Material for this task ::
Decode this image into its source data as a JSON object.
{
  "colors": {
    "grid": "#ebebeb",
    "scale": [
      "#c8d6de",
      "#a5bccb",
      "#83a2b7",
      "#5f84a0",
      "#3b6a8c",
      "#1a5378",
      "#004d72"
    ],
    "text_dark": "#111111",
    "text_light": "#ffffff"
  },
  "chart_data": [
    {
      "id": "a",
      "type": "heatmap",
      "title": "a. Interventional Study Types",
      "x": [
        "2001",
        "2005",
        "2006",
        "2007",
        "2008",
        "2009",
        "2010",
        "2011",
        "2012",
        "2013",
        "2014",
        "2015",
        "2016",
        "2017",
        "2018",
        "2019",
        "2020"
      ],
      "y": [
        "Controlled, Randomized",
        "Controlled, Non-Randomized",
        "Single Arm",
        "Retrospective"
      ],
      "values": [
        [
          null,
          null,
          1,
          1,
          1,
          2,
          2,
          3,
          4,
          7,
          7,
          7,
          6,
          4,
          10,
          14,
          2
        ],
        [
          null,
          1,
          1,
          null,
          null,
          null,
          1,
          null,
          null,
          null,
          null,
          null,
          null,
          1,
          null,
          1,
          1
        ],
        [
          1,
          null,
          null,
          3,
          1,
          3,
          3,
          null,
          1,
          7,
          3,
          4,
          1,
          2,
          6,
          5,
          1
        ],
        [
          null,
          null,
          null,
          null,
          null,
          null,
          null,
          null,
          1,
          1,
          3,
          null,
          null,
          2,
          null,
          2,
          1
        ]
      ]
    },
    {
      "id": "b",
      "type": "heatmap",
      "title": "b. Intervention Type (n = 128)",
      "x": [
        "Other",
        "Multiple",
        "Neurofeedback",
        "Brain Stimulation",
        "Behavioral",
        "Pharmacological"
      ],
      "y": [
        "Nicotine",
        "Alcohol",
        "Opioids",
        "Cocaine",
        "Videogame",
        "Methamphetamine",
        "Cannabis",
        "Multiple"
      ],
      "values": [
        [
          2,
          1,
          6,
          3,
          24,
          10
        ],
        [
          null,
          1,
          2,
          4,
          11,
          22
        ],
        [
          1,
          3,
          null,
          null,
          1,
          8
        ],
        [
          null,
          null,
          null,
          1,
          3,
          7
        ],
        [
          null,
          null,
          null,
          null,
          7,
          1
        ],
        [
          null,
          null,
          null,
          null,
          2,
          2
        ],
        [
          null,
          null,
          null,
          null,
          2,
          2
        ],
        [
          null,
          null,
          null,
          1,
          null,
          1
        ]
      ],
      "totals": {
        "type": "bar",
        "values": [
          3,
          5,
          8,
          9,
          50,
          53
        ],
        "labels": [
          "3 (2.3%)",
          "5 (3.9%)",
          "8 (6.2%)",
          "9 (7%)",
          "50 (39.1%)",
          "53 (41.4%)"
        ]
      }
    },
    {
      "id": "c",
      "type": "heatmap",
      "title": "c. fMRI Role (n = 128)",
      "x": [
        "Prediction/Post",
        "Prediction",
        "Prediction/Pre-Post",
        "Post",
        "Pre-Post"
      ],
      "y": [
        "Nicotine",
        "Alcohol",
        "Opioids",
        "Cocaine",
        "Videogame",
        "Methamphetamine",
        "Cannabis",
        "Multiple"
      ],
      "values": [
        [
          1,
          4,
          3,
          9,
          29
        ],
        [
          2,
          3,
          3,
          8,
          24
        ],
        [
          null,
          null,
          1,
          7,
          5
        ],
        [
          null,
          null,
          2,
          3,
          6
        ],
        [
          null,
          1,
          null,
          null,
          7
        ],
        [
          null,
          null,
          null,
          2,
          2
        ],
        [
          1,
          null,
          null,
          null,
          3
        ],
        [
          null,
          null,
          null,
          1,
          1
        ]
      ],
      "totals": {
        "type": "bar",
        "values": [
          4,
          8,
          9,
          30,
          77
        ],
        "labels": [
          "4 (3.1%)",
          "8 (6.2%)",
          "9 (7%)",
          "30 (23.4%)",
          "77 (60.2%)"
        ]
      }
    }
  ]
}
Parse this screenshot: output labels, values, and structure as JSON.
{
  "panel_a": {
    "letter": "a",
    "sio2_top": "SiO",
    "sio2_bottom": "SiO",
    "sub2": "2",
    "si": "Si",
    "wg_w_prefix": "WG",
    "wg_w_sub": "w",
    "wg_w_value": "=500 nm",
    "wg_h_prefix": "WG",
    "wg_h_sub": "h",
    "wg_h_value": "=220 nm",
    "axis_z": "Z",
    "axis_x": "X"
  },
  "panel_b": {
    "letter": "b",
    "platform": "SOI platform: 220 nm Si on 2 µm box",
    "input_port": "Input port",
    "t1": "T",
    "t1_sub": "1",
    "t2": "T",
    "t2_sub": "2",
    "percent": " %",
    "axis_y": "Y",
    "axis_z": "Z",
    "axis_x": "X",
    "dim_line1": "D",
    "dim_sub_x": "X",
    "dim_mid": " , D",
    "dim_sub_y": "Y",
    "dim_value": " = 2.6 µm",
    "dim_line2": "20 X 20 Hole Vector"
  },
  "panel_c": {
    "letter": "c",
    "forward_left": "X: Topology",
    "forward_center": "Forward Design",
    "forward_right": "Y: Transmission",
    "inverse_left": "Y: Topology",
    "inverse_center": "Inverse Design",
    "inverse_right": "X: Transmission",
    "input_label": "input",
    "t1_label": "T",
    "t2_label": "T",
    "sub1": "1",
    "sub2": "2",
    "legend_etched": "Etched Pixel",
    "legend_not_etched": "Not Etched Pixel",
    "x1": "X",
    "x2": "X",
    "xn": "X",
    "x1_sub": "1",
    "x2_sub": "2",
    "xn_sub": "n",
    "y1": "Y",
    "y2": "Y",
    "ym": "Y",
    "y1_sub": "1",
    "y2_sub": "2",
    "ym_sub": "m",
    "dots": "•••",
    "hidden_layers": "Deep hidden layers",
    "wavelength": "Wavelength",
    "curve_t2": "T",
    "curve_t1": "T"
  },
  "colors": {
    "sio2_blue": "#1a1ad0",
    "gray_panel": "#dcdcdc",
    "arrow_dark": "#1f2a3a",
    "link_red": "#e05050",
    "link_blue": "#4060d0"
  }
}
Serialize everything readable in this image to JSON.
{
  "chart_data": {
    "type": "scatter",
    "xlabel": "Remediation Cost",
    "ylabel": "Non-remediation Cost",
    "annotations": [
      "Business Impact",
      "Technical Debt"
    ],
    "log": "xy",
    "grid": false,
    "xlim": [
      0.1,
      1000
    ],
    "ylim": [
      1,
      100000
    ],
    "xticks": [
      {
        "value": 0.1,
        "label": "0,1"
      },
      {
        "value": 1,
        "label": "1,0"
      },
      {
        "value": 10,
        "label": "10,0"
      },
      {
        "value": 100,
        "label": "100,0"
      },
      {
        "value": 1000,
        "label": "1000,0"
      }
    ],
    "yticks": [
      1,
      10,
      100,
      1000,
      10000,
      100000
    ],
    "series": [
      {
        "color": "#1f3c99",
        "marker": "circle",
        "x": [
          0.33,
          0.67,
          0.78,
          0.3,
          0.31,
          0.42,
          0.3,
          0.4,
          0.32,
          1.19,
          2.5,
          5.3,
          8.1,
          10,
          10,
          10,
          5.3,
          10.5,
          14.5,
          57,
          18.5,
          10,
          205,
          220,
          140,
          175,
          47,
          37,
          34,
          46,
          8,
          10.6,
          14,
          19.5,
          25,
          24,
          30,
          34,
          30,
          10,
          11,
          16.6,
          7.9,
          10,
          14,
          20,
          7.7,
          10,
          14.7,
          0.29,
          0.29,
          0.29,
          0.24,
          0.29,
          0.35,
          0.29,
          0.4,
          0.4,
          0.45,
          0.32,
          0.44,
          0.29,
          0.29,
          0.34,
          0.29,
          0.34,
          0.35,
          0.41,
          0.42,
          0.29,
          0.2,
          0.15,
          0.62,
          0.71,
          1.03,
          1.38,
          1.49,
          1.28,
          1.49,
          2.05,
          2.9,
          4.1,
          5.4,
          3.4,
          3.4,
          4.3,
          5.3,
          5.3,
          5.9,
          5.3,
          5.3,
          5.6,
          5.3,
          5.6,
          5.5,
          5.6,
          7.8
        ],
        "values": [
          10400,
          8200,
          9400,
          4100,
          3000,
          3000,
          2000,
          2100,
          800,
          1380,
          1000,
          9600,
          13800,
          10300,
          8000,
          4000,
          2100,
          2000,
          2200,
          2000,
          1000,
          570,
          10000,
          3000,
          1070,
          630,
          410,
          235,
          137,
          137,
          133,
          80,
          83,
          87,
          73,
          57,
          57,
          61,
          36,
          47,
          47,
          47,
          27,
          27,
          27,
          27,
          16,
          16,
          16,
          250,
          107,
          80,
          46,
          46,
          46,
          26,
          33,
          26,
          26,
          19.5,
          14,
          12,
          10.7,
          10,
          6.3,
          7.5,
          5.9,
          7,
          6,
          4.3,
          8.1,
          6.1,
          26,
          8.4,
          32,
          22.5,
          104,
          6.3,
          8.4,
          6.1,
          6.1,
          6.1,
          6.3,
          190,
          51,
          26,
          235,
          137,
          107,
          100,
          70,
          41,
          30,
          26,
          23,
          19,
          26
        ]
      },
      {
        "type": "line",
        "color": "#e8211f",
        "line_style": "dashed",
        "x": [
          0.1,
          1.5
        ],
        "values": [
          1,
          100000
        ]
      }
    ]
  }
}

What is being asked ::
Check each line of the entries for the string "image". Copy the lines that have it.

Reply to the exercise ::
Decode this image into its source data as a JSON object.
Serialize everything readable in this image to JSON.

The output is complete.